— Start TASK INPUT —

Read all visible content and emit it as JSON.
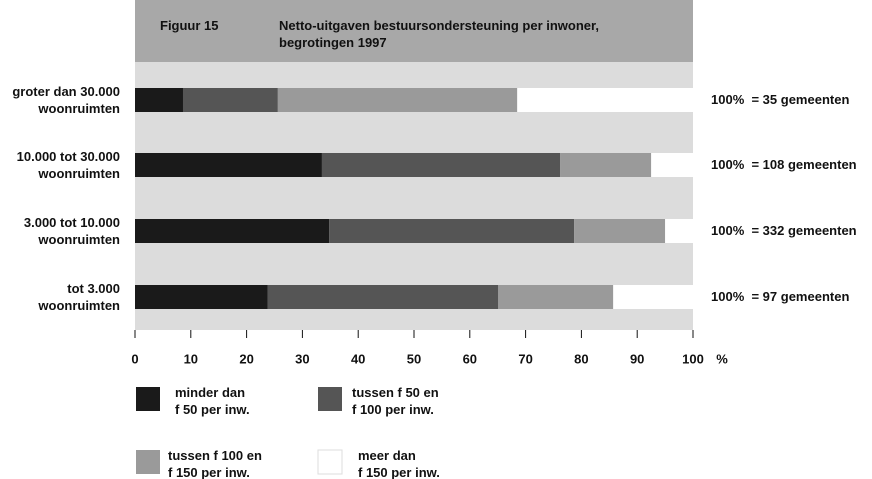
{
  "chart_data": {
    "type": "stacked-bar-horizontal",
    "figure_label": "Figuur 15",
    "title": "Netto-uitgaven bestuursondersteuning per inwoner,\nbegrotingen 1997",
    "categories": [
      "groter dan 30.000\nwoonruimten",
      "10.000 tot 30.000\nwoonruimten",
      "3.000 tot 10.000\nwoonruimten",
      "tot 3.000\nwoonruimten"
    ],
    "annotations": [
      "100%  = 35 gemeenten",
      "100%  = 108 gemeenten",
      "100%  = 332 gemeenten",
      "100%  = 97 gemeenten"
    ],
    "series": [
      {
        "name": "minder dan\nf 50 per inw.",
        "color": "#1a1a1a",
        "values": [
          8.6,
          33.5,
          34.8,
          23.8
        ]
      },
      {
        "name": "tussen f 50 en\nf 100 per inw.",
        "color": "#555555",
        "values": [
          17,
          42.7,
          43.9,
          41.3
        ]
      },
      {
        "name": "tussen f 100 en\nf 150 per inw.",
        "color": "#9a9a9a",
        "values": [
          42.9,
          16.3,
          16.3,
          20.6
        ]
      },
      {
        "name": "meer dan\nf 150 per inw.",
        "color": "#ffffff",
        "values": [
          31.5,
          7.5,
          5,
          14.3
        ]
      }
    ],
    "xlim": [
      0,
      100
    ],
    "xticks": [
      0,
      10,
      20,
      30,
      40,
      50,
      60,
      70,
      80,
      90,
      100
    ],
    "x_unit": "%"
  }
}
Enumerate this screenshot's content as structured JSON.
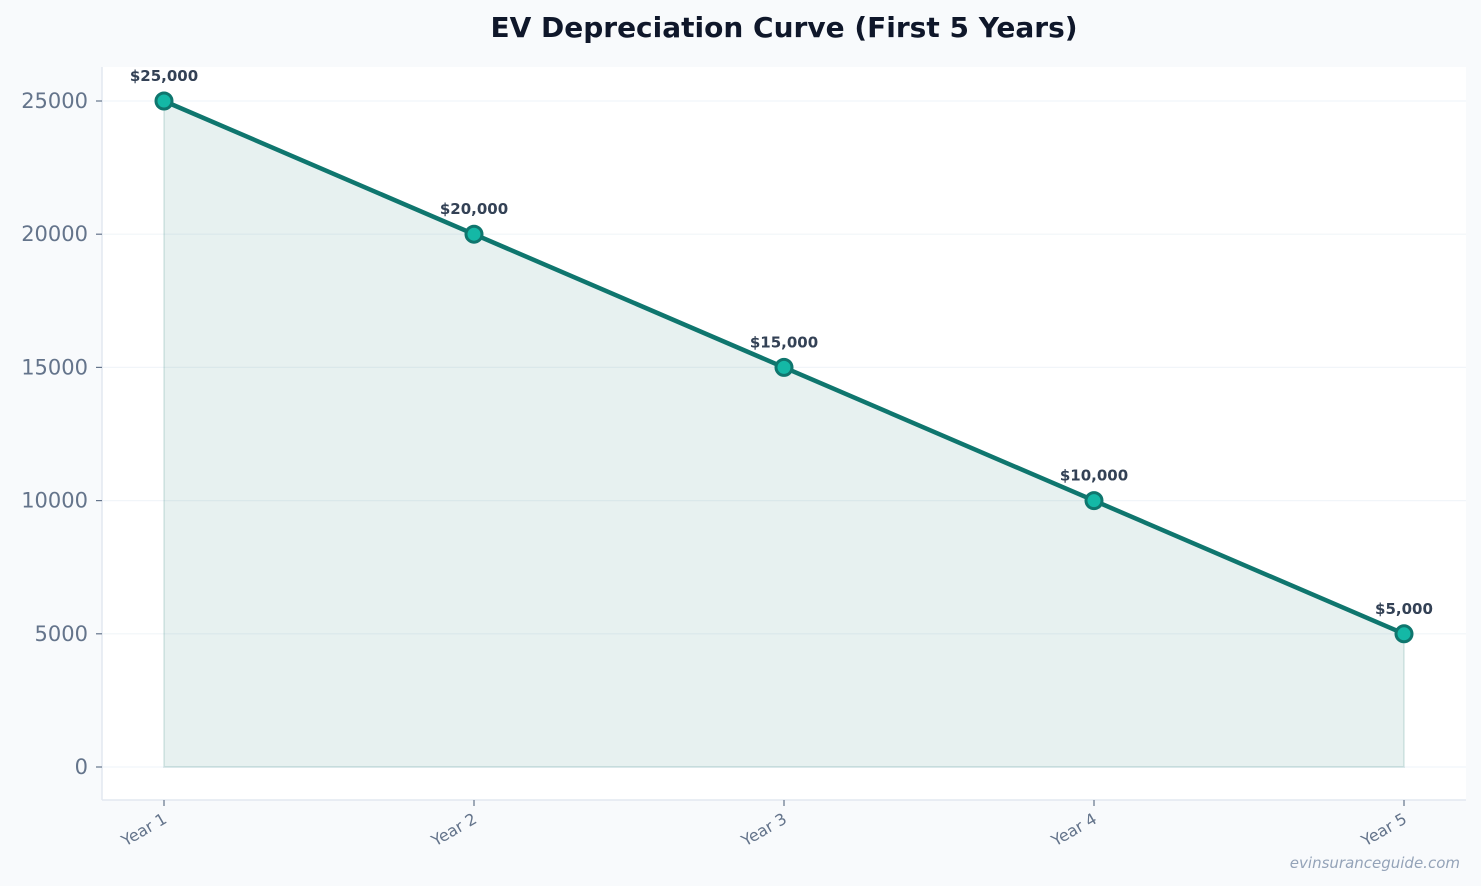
{
  "chart_data": {
    "type": "line",
    "title": "EV Depreciation Curve (First 5 Years)",
    "xlabel": "",
    "ylabel": "",
    "categories": [
      "Year 1",
      "Year 2",
      "Year 3",
      "Year 4",
      "Year 5"
    ],
    "series": [
      {
        "values": [
          25000,
          20000,
          15000,
          10000,
          5000
        ],
        "labels": [
          "$25,000",
          "$20,000",
          "$15,000",
          "$10,000",
          "$5,000"
        ],
        "color": "#0f766e",
        "marker_color": "#14b8a6",
        "fill_color": "#0f766e"
      }
    ],
    "y_ticks": [
      0,
      5000,
      10000,
      15000,
      20000,
      25000
    ],
    "ylim": [
      -1200,
      26300
    ],
    "grid": true,
    "area_fill": true,
    "watermark": "evinsuranceguide.com",
    "colors": {
      "page_background": "#f8fafc",
      "plot_background": "#ffffff",
      "gridline": "#f1f5f9",
      "axis": "#e2e8f0"
    }
  }
}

— End TASK INPUT —

Find how many lines in the listing hold "ffffff", and reply with that number only.

2